TASK DETAILS:
Could you give the data below again, exactly and completely?

Some records:
⟨

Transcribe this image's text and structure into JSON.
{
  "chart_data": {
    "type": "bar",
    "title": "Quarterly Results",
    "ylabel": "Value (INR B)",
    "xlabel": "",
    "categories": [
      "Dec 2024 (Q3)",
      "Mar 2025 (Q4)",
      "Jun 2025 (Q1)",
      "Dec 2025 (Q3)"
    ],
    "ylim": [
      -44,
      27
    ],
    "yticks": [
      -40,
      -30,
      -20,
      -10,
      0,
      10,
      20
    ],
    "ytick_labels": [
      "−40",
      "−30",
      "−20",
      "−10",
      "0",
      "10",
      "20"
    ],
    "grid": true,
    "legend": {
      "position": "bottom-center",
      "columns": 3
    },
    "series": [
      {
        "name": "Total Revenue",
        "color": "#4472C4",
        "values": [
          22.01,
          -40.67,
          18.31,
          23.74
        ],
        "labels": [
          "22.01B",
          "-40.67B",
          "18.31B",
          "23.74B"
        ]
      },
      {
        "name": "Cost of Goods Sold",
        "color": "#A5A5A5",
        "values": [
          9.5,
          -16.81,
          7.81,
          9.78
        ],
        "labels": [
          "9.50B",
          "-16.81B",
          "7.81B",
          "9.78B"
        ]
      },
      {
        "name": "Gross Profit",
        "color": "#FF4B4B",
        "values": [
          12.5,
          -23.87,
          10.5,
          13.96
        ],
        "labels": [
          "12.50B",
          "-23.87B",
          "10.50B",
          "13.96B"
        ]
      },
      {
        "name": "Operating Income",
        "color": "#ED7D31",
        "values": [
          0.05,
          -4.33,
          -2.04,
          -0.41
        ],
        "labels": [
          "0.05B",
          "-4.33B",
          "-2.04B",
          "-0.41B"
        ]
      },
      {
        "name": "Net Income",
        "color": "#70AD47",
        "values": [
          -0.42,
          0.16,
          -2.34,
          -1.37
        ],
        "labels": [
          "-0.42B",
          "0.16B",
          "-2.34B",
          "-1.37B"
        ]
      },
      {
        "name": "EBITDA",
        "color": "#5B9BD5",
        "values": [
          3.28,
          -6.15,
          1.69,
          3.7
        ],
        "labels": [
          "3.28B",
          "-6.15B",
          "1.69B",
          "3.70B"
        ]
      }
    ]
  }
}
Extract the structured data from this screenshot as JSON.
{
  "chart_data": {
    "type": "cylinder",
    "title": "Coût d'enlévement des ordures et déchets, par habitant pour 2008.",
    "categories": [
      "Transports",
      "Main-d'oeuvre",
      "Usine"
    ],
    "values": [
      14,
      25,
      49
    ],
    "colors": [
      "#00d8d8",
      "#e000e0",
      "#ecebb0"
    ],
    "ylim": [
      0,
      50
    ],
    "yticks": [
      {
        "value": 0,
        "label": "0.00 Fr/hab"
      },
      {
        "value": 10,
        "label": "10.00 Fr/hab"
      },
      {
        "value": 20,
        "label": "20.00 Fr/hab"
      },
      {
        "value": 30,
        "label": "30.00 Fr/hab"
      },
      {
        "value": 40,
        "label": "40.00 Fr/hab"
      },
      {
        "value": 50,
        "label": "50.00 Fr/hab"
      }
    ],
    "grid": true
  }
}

⟩

TASK RESULT:
Transcribe this image's text and structure into JSON.
{
  "chart_data": {
    "type": "bar",
    "title": "Quarterly Results",
    "ylabel": "Value (INR B)",
    "xlabel": "",
    "categories": [
      "Dec 2024 (Q3)",
      "Mar 2025 (Q4)",
      "Jun 2025 (Q1)",
      "Dec 2025 (Q3)"
    ],
    "ylim": [
      -44,
      27
    ],
    "yticks": [
      -40,
      -30,
      -20,
      -10,
      0,
      10,
      20
    ],
    "ytick_labels": [
      "−40",
      "−30",
      "−20",
      "−10",
      "0",
      "10",
      "20"
    ],
    "grid": true,
    "legend": {
      "position": "bottom-center",
      "columns": 3
    },
    "series": [
      {
        "name": "Total Revenue",
        "color": "#4472C4",
        "values": [
          22.01,
          -40.67,
          18.31,
          23.74
        ],
        "labels": [
          "22.01B",
          "-40.67B",
          "18.31B",
          "23.74B"
        ]
      },
      {
        "name": "Cost of Goods Sold",
        "color": "#A5A5A5",
        "values": [
          9.5,
          -16.81,
          7.81,
          9.78
        ],
        "labels": [
          "9.50B",
          "-16.81B",
          "7.81B",
          "9.78B"
        ]
      },
      {
        "name": "Gross Profit",
        "color": "#FF4B4B",
        "values": [
          12.5,
          -23.87,
          10.5,
          13.96
        ],
        "labels": [
          "12.50B",
          "-23.87B",
          "10.50B",
          "13.96B"
        ]
      },
      {
        "name": "Operating Income",
        "color": "#ED7D31",
        "values": [
          0.05,
          -4.33,
          -2.04,
          -0.41
        ],
        "labels": [
          "0.05B",
          "-4.33B",
          "-2.04B",
          "-0.41B"
        ]
      },
      {
        "name": "Net Income",
        "color": "#70AD47",
        "values": [
          -0.42,
          0.16,
          -2.34,
          -1.37
        ],
        "labels": [
          "-0.42B",
          "0.16B",
          "-2.34B",
          "-1.37B"
        ]
      },
      {
        "name": "EBITDA",
        "color": "#5B9BD5",
        "values": [
          3.28,
          -6.15,
          1.69,
          3.7
        ],
        "labels": [
          "3.28B",
          "-6.15B",
          "1.69B",
          "3.70B"
        ]
      }
    ]
  }
}
Extract the structured data from this screenshot as JSON.
{
  "chart_data": {
    "type": "cylinder",
    "title": "Coût d'enlévement des ordures et déchets, par habitant pour 2008.",
    "categories": [
      "Transports",
      "Main-d'oeuvre",
      "Usine"
    ],
    "values": [
      14,
      25,
      49
    ],
    "colors": [
      "#00d8d8",
      "#e000e0",
      "#ecebb0"
    ],
    "ylim": [
      0,
      50
    ],
    "yticks": [
      {
        "value": 0,
        "label": "0.00 Fr/hab"
      },
      {
        "value": 10,
        "label": "10.00 Fr/hab"
      },
      {
        "value": 20,
        "label": "20.00 Fr/hab"
      },
      {
        "value": 30,
        "label": "30.00 Fr/hab"
      },
      {
        "value": 40,
        "label": "40.00 Fr/hab"
      },
      {
        "value": 50,
        "label": "50.00 Fr/hab"
      }
    ],
    "grid": true
  }
}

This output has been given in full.